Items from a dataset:
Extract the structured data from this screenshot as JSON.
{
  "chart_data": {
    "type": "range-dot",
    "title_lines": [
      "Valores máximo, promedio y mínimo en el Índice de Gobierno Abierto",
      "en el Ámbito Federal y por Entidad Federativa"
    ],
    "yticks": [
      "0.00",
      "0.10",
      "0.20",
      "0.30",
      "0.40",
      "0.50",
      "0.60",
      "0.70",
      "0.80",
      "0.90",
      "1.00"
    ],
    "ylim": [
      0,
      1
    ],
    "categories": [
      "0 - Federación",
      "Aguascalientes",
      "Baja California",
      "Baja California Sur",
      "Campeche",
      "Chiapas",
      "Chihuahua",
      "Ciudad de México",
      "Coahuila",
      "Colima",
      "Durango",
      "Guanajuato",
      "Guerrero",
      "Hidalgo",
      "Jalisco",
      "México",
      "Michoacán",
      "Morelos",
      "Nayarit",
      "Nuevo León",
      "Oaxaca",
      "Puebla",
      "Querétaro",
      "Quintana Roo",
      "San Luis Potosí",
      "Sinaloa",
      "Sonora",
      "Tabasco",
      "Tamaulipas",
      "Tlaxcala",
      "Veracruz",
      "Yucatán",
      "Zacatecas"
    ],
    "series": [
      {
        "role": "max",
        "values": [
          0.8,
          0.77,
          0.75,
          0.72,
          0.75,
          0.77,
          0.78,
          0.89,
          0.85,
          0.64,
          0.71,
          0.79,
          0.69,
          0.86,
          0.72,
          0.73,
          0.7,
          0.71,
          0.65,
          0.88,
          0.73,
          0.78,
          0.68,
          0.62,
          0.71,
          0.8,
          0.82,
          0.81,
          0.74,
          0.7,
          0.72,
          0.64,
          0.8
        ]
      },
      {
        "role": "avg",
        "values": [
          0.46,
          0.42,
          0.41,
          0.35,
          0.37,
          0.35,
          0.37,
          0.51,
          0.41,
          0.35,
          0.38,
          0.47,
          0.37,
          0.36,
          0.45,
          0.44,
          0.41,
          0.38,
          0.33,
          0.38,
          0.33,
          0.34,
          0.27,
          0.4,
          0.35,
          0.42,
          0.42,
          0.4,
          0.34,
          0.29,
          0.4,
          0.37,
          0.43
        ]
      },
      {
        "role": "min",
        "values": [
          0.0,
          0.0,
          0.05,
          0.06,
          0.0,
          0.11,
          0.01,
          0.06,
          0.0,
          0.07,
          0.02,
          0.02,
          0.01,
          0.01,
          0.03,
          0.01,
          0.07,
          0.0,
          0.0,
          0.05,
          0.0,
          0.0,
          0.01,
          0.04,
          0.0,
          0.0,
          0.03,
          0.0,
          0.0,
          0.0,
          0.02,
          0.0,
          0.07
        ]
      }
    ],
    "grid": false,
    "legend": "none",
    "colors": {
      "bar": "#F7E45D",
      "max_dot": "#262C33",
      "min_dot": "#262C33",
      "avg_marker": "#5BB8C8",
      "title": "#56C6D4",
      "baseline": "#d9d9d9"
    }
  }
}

__PROBLEM DETAILS__:
Filter the records above for lines containing the word "California", and copy those lines.

__WRITTEN SOLUTION__:
      "Baja California",
      "Baja California Sur",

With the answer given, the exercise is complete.